Task description –
Please give the count of lines holding the string "TEDR" and nothing besides.

Data records –
#####

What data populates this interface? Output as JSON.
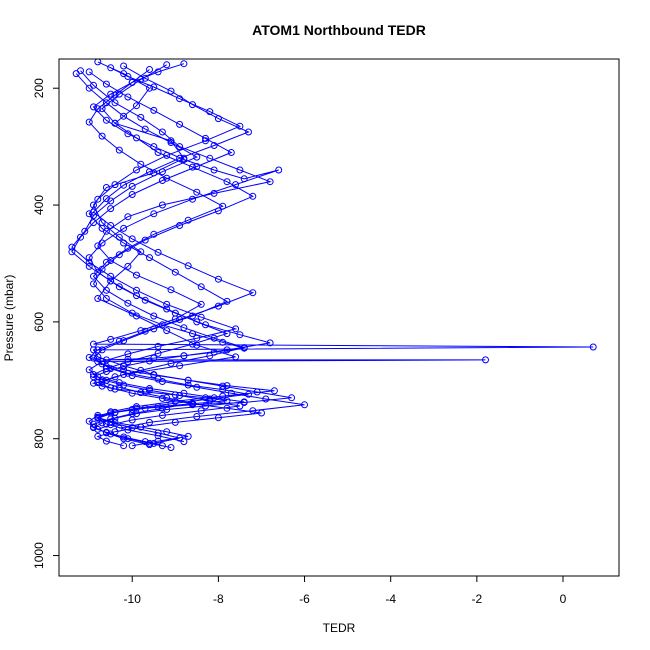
{
  "chart_data": {
    "type": "line",
    "title": "ATOM1 Northbound TEDR",
    "xlabel": "TEDR",
    "ylabel": "Pressure (mbar)",
    "xlim": [
      -11.7,
      1.3
    ],
    "ylim": [
      1035,
      150
    ],
    "y_reversed": true,
    "grid": false,
    "color": "#0000ff",
    "x_ticks": [
      -10,
      -8,
      -6,
      -4,
      -2,
      0
    ],
    "x_tick_labels": [
      "-10",
      "-8",
      "-6",
      "-4",
      "-2",
      "0"
    ],
    "y_ticks": [
      200,
      400,
      600,
      800,
      1000
    ],
    "y_tick_labels": [
      "200",
      "400",
      "600",
      "800",
      "1000"
    ],
    "series": [
      {
        "x": [
          -10.8,
          -10.2,
          -9.6,
          -9.9,
          -10.4,
          -9.1,
          -8.8,
          -9.5,
          -10.6,
          -10.9,
          -10.7,
          -10.3,
          -9.8,
          -10.1,
          -10.5,
          -10.8,
          -9.9,
          -9.2,
          -8.5,
          -7.6,
          -8.9,
          -10.2,
          -10.6,
          -10.9,
          -10.7,
          -10.4,
          -9.7,
          -9.0,
          -8.3,
          -7.8,
          -8.6,
          -9.4,
          -10.0,
          -10.4,
          -10.8,
          -11.0,
          -10.9,
          -10.6,
          -10.2,
          -9.6
        ],
        "y": [
          155,
          175,
          200,
          230,
          260,
          290,
          320,
          345,
          370,
          400,
          430,
          455,
          480,
          505,
          530,
          560,
          590,
          615,
          640,
          660,
          675,
          690,
          700,
          705,
          710,
          715,
          720,
          725,
          730,
          735,
          740,
          745,
          750,
          755,
          760,
          770,
          780,
          790,
          800,
          810
        ]
      },
      {
        "x": [
          -11.2,
          -10.9,
          -10.4,
          -9.8,
          -9.3,
          -8.9,
          -8.2,
          -7.5,
          -6.8,
          -8.1,
          -9.3,
          -10.1,
          -10.6,
          -10.8,
          -10.5,
          -9.9,
          -9.1,
          -8.4,
          -9.0,
          -9.8,
          -10.5,
          -10.9,
          0.7,
          -10.9,
          -10.8,
          -10.2,
          -9.5,
          -8.7,
          -7.9,
          -7.1,
          -6.3,
          -7.4,
          -8.6,
          -9.7,
          -10.4,
          -10.8,
          -10.6,
          -10.1,
          -9.4,
          -8.8
        ],
        "y": [
          170,
          195,
          225,
          250,
          275,
          300,
          320,
          340,
          360,
          380,
          400,
          420,
          445,
          470,
          495,
          520,
          545,
          570,
          595,
          615,
          630,
          638,
          643,
          648,
          660,
          675,
          690,
          700,
          710,
          720,
          730,
          738,
          742,
          748,
          755,
          765,
          775,
          785,
          795,
          805
        ]
      },
      {
        "x": [
          -9.2,
          -9.8,
          -10.3,
          -10.7,
          -10.4,
          -9.9,
          -9.4,
          -8.6,
          -7.8,
          -7.2,
          -8.0,
          -8.9,
          -9.7,
          -10.3,
          -10.7,
          -10.9,
          -10.6,
          -10.0,
          -9.3,
          -8.6,
          -7.9,
          -7.4,
          -8.1,
          -8.8,
          -9.5,
          -10.1,
          -10.6,
          -1.8,
          -10.8,
          -10.5,
          -10.0,
          -9.3,
          -8.5,
          -7.7,
          -6.9,
          -6.0,
          -7.2,
          -8.5,
          -9.6,
          -10.3
        ],
        "y": [
          160,
          185,
          210,
          235,
          260,
          285,
          310,
          335,
          360,
          385,
          410,
          435,
          460,
          485,
          510,
          535,
          560,
          585,
          605,
          620,
          635,
          645,
          652,
          658,
          662,
          664,
          665,
          665,
          668,
          680,
          692,
          702,
          712,
          722,
          732,
          742,
          752,
          762,
          772,
          782
        ]
      },
      {
        "x": [
          -10.5,
          -10.1,
          -9.5,
          -8.9,
          -8.2,
          -7.5,
          -8.3,
          -9.2,
          -9.9,
          -10.4,
          -10.8,
          -11.0,
          -10.7,
          -10.2,
          -9.6,
          -9.0,
          -8.4,
          -7.8,
          -8.6,
          -9.5,
          -10.2,
          -10.7,
          -10.9,
          -10.6,
          -10.1,
          -9.4,
          -8.7,
          -7.9,
          -7.3,
          -8.2,
          -9.1,
          -9.9,
          -10.5,
          -10.8,
          -10.4,
          -9.8,
          -9.2,
          -8.7,
          -9.4,
          -10.0
        ],
        "y": [
          165,
          180,
          198,
          218,
          240,
          265,
          290,
          315,
          340,
          365,
          390,
          415,
          440,
          465,
          490,
          515,
          540,
          565,
          590,
          612,
          632,
          648,
          662,
          676,
          688,
          698,
          708,
          716,
          724,
          732,
          740,
          748,
          756,
          764,
          772,
          780,
          788,
          796,
          804,
          812
        ]
      },
      {
        "x": [
          -11.3,
          -11.0,
          -10.6,
          -10.2,
          -9.7,
          -9.1,
          -8.5,
          -9.3,
          -10.0,
          -10.5,
          -10.9,
          -11.1,
          -11.4,
          -11.0,
          -10.5,
          -9.9,
          -9.2,
          -8.4,
          -7.6,
          -8.5,
          -9.4,
          -10.1,
          -10.7,
          -11.0,
          -10.8,
          -10.3,
          -9.6,
          -8.8,
          -8.1,
          -7.4,
          -8.3,
          -9.2,
          -9.9,
          -10.4,
          -10.7,
          -10.9,
          -10.6,
          -10.2,
          -9.7,
          -9.3
        ],
        "y": [
          175,
          200,
          225,
          248,
          270,
          293,
          318,
          343,
          368,
          393,
          418,
          445,
          472,
          498,
          522,
          546,
          570,
          592,
          612,
          628,
          642,
          655,
          668,
          682,
          694,
          704,
          714,
          722,
          730,
          737,
          744,
          750,
          757,
          765,
          773,
          781,
          789,
          797,
          805,
          812
        ]
      },
      {
        "x": [
          -8.8,
          -9.4,
          -10.0,
          -10.5,
          -10.9,
          -10.6,
          -10.1,
          -9.5,
          -8.8,
          -8.1,
          -7.4,
          -6.6,
          -7.6,
          -8.6,
          -9.5,
          -10.2,
          -10.7,
          -11.0,
          -10.8,
          -10.3,
          -9.7,
          -9.0,
          -8.3,
          -7.5,
          -6.8,
          -7.8,
          -8.8,
          -9.6,
          -10.2,
          -10.6,
          -10.9,
          -10.7,
          -10.3,
          -9.8,
          -9.2,
          -8.6,
          -9.3,
          -10.0,
          -10.5,
          -10.9
        ],
        "y": [
          158,
          172,
          190,
          210,
          232,
          255,
          278,
          300,
          322,
          340,
          355,
          340,
          365,
          390,
          415,
          440,
          465,
          490,
          515,
          540,
          563,
          585,
          605,
          622,
          636,
          648,
          658,
          667,
          676,
          685,
          694,
          703,
          712,
          721,
          730,
          739,
          748,
          757,
          766,
          775
        ]
      },
      {
        "x": [
          -10.2,
          -9.7,
          -9.1,
          -8.6,
          -8.0,
          -7.3,
          -8.1,
          -8.9,
          -9.6,
          -10.2,
          -10.6,
          -10.9,
          -10.5,
          -10.0,
          -9.4,
          -8.7,
          -8.0,
          -7.2,
          -8.0,
          -8.9,
          -9.7,
          -10.3,
          -10.8,
          -11.0,
          -10.7,
          -10.2,
          -9.5,
          -8.7,
          -7.8,
          -6.7,
          -7.9,
          -9.0,
          -9.9,
          -10.5,
          -10.8,
          -10.5,
          -10.0,
          -9.4,
          -8.9,
          -9.5
        ],
        "y": [
          162,
          183,
          205,
          228,
          252,
          275,
          298,
          320,
          343,
          366,
          389,
          412,
          435,
          458,
          481,
          504,
          527,
          550,
          573,
          596,
          616,
          633,
          648,
          661,
          672,
          682,
          691,
          700,
          709,
          718,
          727,
          736,
          745,
          754,
          763,
          772,
          781,
          790,
          799,
          808
        ]
      },
      {
        "x": [
          -9.6,
          -10.0,
          -10.4,
          -10.8,
          -11.0,
          -10.7,
          -10.3,
          -9.8,
          -9.2,
          -8.5,
          -7.9,
          -8.7,
          -9.5,
          -10.1,
          -10.6,
          -10.9,
          -10.6,
          -10.1,
          -9.5,
          -8.8,
          -8.1,
          -7.4,
          -8.2,
          -9.1,
          -9.8,
          -10.4,
          -10.8,
          -10.5,
          -10.0,
          -9.3,
          -8.6,
          -7.8,
          -7.0,
          -8.0,
          -9.0,
          -9.8,
          -10.4,
          -10.8,
          -10.6,
          -10.2
        ],
        "y": [
          168,
          190,
          212,
          235,
          258,
          282,
          306,
          330,
          354,
          378,
          402,
          426,
          450,
          474,
          498,
          522,
          546,
          568,
          590,
          610,
          628,
          644,
          658,
          671,
          683,
          694,
          704,
          713,
          722,
          731,
          740,
          748,
          756,
          764,
          772,
          780,
          788,
          796,
          804,
          812
        ]
      },
      {
        "x": [
          -11.0,
          -10.6,
          -10.1,
          -9.5,
          -8.9,
          -8.3,
          -7.7,
          -8.5,
          -9.3,
          -10.0,
          -10.5,
          -10.9,
          -11.2,
          -11.4,
          -11.0,
          -10.5,
          -9.9,
          -9.2,
          -8.5,
          -7.8,
          -8.6,
          -9.4,
          -10.1,
          -10.6,
          -10.9,
          -10.7,
          -10.2,
          -9.6,
          -8.9,
          -8.2,
          -7.5,
          -8.4,
          -9.3,
          -10.0,
          -10.5,
          -10.8,
          -10.5,
          -10.1,
          -9.6,
          -9.1
        ],
        "y": [
          172,
          193,
          215,
          238,
          262,
          286,
          310,
          334,
          358,
          382,
          406,
          430,
          455,
          480,
          505,
          530,
          555,
          578,
          600,
          620,
          638,
          654,
          668,
          680,
          690,
          699,
          708,
          717,
          726,
          735,
          744,
          752,
          760,
          768,
          776,
          784,
          792,
          800,
          808,
          815
        ]
      }
    ]
  }
}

#####

Solution to this problem –
2